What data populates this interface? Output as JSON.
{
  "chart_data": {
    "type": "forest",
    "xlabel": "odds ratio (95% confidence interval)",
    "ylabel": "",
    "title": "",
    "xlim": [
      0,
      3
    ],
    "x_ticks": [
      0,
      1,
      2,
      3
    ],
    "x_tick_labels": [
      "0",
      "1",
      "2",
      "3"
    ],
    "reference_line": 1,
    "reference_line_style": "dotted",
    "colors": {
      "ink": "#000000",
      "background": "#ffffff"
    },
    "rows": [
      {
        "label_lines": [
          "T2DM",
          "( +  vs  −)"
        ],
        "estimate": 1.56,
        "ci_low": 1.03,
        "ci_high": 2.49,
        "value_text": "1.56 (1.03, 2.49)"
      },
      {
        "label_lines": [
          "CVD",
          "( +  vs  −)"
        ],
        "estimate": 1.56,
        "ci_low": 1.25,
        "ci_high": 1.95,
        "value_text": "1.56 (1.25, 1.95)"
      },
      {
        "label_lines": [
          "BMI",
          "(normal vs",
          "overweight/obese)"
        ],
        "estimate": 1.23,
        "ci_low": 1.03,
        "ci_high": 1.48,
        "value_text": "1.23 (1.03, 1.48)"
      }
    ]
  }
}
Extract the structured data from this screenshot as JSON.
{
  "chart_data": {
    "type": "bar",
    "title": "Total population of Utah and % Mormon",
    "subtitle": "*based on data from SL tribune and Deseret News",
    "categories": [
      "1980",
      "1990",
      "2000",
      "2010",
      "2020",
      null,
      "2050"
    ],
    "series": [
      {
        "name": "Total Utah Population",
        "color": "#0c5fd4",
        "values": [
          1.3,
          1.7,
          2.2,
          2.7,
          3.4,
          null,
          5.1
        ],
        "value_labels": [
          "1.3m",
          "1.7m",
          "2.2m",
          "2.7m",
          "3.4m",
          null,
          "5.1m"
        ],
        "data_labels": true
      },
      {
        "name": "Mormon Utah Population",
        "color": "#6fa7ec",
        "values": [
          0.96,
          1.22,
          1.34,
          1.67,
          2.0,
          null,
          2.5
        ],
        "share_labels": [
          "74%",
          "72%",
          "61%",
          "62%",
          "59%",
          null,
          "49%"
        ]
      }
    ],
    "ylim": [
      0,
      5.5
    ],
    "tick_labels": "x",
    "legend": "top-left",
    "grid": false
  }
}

TASK OBJECTIVE – Print the whole listing exactly as it is.

OUTPUT OF THE TASK –
What data populates this interface? Output as JSON.
{
  "chart_data": {
    "type": "forest",
    "xlabel": "odds ratio (95% confidence interval)",
    "ylabel": "",
    "title": "",
    "xlim": [
      0,
      3
    ],
    "x_ticks": [
      0,
      1,
      2,
      3
    ],
    "x_tick_labels": [
      "0",
      "1",
      "2",
      "3"
    ],
    "reference_line": 1,
    "reference_line_style": "dotted",
    "colors": {
      "ink": "#000000",
      "background": "#ffffff"
    },
    "rows": [
      {
        "label_lines": [
          "T2DM",
          "( +  vs  −)"
        ],
        "estimate": 1.56,
        "ci_low": 1.03,
        "ci_high": 2.49,
        "value_text": "1.56 (1.03, 2.49)"
      },
      {
        "label_lines": [
          "CVD",
          "( +  vs  −)"
        ],
        "estimate": 1.56,
        "ci_low": 1.25,
        "ci_high": 1.95,
        "value_text": "1.56 (1.25, 1.95)"
      },
      {
        "label_lines": [
          "BMI",
          "(normal vs",
          "overweight/obese)"
        ],
        "estimate": 1.23,
        "ci_low": 1.03,
        "ci_high": 1.48,
        "value_text": "1.23 (1.03, 1.48)"
      }
    ]
  }
}
Extract the structured data from this screenshot as JSON.
{
  "chart_data": {
    "type": "bar",
    "title": "Total population of Utah and % Mormon",
    "subtitle": "*based on data from SL tribune and Deseret News",
    "categories": [
      "1980",
      "1990",
      "2000",
      "2010",
      "2020",
      null,
      "2050"
    ],
    "series": [
      {
        "name": "Total Utah Population",
        "color": "#0c5fd4",
        "values": [
          1.3,
          1.7,
          2.2,
          2.7,
          3.4,
          null,
          5.1
        ],
        "value_labels": [
          "1.3m",
          "1.7m",
          "2.2m",
          "2.7m",
          "3.4m",
          null,
          "5.1m"
        ],
        "data_labels": true
      },
      {
        "name": "Mormon Utah Population",
        "color": "#6fa7ec",
        "values": [
          0.96,
          1.22,
          1.34,
          1.67,
          2.0,
          null,
          2.5
        ],
        "share_labels": [
          "74%",
          "72%",
          "61%",
          "62%",
          "59%",
          null,
          "49%"
        ]
      }
    ],
    "ylim": [
      0,
      5.5
    ],
    "tick_labels": "x",
    "legend": "top-left",
    "grid": false
  }
}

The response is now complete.